• **INPUT RECORDS**:
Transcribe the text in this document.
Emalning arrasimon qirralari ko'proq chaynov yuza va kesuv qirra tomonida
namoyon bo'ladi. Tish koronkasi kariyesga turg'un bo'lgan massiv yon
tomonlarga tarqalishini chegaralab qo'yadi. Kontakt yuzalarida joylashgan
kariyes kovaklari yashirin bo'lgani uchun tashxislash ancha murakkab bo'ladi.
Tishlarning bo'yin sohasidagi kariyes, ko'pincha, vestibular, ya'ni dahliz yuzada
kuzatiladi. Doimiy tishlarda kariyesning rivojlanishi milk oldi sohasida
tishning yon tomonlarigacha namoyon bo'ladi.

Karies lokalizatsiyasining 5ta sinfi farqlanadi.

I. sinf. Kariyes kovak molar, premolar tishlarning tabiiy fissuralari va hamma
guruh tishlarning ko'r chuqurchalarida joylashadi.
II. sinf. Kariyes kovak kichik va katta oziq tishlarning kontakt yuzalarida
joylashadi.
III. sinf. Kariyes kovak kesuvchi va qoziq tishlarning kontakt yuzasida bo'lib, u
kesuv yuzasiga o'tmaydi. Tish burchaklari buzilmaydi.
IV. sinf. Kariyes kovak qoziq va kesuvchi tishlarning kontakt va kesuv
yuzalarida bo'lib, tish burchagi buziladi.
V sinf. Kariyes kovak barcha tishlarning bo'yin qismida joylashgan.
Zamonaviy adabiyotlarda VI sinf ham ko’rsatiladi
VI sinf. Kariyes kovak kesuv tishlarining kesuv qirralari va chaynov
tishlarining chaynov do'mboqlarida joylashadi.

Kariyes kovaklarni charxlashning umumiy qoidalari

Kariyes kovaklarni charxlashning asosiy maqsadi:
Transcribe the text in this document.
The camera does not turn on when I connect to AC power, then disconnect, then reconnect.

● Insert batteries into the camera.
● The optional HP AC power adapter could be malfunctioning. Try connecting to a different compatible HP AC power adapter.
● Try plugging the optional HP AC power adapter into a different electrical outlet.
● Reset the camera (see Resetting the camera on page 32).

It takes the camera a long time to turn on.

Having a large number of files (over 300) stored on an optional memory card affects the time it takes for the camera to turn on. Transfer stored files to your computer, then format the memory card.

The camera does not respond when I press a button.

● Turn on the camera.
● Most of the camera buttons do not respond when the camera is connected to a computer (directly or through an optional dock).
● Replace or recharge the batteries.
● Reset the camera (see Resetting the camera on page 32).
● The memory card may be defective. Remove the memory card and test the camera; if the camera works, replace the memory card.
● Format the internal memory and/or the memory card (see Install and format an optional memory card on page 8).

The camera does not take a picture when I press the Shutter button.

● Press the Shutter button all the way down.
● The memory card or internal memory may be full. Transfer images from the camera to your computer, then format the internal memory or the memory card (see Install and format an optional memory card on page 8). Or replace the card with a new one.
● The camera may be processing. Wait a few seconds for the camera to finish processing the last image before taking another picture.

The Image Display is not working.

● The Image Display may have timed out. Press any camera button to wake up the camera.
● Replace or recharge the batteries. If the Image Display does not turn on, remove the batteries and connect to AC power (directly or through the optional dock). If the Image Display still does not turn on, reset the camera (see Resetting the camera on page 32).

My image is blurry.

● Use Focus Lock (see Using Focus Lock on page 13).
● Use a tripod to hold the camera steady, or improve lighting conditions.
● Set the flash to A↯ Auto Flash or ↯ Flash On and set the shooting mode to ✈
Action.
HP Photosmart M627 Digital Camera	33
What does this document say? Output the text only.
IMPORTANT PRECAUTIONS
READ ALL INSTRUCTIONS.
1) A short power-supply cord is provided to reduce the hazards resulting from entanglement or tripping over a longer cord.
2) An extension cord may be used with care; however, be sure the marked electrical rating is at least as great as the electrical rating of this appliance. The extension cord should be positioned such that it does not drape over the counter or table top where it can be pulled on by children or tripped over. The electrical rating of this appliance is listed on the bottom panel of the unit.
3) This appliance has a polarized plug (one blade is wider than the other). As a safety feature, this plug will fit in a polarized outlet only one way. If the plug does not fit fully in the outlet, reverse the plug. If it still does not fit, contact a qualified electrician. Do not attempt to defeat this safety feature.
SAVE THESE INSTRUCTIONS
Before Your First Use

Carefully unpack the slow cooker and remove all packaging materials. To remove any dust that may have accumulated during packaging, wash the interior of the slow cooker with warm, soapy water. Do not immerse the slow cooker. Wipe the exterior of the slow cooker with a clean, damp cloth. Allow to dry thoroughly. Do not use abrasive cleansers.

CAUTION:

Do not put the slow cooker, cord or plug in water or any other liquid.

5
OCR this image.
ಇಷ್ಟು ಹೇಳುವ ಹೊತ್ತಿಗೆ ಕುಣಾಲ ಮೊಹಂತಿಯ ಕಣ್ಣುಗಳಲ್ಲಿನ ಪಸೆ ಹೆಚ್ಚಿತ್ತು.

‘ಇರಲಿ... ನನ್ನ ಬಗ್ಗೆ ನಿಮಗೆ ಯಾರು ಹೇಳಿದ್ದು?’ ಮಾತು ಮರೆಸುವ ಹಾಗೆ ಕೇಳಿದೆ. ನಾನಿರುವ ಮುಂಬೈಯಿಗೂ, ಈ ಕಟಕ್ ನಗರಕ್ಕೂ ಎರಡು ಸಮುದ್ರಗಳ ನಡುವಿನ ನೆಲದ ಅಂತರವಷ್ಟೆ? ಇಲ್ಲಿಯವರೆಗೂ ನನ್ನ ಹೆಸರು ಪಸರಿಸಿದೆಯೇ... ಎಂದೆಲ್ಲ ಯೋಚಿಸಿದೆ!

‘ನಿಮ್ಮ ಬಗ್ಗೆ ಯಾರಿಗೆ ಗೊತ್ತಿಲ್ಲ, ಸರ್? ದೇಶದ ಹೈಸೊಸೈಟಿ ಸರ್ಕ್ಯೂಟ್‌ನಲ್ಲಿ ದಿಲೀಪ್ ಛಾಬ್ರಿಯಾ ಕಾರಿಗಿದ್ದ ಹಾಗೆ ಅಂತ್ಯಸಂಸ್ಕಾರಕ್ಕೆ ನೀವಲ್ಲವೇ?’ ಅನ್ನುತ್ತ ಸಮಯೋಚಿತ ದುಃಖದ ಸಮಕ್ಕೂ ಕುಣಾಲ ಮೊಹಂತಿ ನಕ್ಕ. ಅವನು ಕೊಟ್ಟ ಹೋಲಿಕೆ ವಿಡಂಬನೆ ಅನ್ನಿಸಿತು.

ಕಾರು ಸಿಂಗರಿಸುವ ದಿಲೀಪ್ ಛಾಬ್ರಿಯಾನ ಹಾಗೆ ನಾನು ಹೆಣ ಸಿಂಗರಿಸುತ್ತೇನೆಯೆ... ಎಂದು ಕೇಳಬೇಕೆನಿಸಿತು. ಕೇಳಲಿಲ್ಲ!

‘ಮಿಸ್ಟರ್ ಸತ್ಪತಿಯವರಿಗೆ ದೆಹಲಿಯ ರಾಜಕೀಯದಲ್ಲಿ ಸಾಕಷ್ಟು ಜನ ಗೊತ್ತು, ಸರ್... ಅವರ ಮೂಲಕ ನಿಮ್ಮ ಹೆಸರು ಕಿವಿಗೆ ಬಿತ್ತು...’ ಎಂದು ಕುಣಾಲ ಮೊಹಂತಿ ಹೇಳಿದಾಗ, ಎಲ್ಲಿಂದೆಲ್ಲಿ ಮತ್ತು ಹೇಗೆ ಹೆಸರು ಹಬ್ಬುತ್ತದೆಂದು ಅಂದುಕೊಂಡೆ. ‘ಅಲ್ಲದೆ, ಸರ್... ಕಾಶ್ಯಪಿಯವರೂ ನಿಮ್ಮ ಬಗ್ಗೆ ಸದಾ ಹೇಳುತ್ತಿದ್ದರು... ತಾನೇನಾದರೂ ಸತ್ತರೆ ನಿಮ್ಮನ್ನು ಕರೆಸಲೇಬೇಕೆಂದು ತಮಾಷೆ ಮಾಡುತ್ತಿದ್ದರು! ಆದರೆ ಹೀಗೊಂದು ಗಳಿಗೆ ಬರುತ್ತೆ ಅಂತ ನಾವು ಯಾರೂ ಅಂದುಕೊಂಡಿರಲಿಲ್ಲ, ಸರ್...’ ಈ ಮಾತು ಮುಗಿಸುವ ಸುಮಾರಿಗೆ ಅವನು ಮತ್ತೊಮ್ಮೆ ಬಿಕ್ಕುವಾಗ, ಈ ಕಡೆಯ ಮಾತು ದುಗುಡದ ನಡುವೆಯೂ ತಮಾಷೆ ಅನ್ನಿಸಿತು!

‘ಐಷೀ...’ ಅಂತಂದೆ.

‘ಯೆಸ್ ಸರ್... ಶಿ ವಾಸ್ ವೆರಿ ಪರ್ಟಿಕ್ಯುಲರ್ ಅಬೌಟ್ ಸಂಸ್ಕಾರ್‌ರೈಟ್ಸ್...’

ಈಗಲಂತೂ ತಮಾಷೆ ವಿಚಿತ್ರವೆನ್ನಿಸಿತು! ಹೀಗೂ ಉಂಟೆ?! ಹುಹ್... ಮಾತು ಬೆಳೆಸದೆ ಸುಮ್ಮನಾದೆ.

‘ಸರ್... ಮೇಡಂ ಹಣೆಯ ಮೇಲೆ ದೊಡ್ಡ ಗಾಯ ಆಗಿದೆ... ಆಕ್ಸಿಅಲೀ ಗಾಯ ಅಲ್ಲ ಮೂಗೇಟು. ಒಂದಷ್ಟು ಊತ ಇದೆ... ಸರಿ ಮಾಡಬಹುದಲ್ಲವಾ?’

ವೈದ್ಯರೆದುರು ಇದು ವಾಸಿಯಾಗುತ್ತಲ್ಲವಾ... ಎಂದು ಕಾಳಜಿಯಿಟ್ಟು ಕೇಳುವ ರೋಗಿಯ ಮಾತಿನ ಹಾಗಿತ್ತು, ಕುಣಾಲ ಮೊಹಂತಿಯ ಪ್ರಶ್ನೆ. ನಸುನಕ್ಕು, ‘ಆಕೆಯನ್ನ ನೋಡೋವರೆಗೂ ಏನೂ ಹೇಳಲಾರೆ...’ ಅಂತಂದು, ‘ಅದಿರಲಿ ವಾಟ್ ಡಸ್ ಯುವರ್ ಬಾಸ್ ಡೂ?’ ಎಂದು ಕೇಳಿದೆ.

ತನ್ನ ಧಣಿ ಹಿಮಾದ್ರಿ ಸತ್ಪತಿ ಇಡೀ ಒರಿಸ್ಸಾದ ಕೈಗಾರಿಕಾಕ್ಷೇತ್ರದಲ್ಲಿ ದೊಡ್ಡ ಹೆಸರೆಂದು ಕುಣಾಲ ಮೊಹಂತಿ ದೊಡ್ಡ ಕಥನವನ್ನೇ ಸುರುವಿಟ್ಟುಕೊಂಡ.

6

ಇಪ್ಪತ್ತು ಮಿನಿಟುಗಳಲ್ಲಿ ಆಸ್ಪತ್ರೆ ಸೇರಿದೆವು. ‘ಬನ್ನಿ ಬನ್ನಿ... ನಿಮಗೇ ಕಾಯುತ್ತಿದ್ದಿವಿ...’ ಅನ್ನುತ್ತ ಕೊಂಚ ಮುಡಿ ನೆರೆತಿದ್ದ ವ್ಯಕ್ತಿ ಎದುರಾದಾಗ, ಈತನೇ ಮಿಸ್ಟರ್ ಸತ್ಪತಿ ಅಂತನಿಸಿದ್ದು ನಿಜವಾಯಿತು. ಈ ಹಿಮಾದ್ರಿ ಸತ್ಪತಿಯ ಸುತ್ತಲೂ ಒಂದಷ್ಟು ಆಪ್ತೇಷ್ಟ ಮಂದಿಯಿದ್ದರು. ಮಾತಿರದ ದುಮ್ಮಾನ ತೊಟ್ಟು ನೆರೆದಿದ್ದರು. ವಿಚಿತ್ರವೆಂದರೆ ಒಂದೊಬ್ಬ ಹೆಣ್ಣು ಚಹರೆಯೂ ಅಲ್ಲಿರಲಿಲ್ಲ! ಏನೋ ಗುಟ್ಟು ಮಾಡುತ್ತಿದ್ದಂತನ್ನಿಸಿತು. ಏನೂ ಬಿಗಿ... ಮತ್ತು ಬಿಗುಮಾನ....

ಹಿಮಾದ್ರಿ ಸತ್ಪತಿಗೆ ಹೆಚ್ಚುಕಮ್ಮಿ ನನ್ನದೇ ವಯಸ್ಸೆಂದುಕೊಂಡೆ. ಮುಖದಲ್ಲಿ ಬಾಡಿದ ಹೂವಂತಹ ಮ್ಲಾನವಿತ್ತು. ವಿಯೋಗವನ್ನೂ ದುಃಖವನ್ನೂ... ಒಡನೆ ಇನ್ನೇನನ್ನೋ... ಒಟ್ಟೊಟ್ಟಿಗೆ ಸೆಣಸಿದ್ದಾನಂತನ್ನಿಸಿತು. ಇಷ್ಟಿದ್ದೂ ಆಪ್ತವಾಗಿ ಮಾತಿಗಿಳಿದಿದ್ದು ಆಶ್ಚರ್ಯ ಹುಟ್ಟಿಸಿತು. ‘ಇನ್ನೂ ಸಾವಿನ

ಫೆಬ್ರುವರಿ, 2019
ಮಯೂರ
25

• **INSTRUCTIONS TO FOLLOW**: Each line in the data that holds the string "only" should be found and copied.

• **ANSWER TO THIS TASK**:
What does this document say? Output the text only.
3) This appliance has a polarized plug (one blade is wider than the other). As a safety feature, this plug will fit in a polarized outlet only one way. If the plug does not fit fully in the outlet, reverse the plug. If it still does not fit, contact a qualified electrician. Do not attempt to defeat this safety feature.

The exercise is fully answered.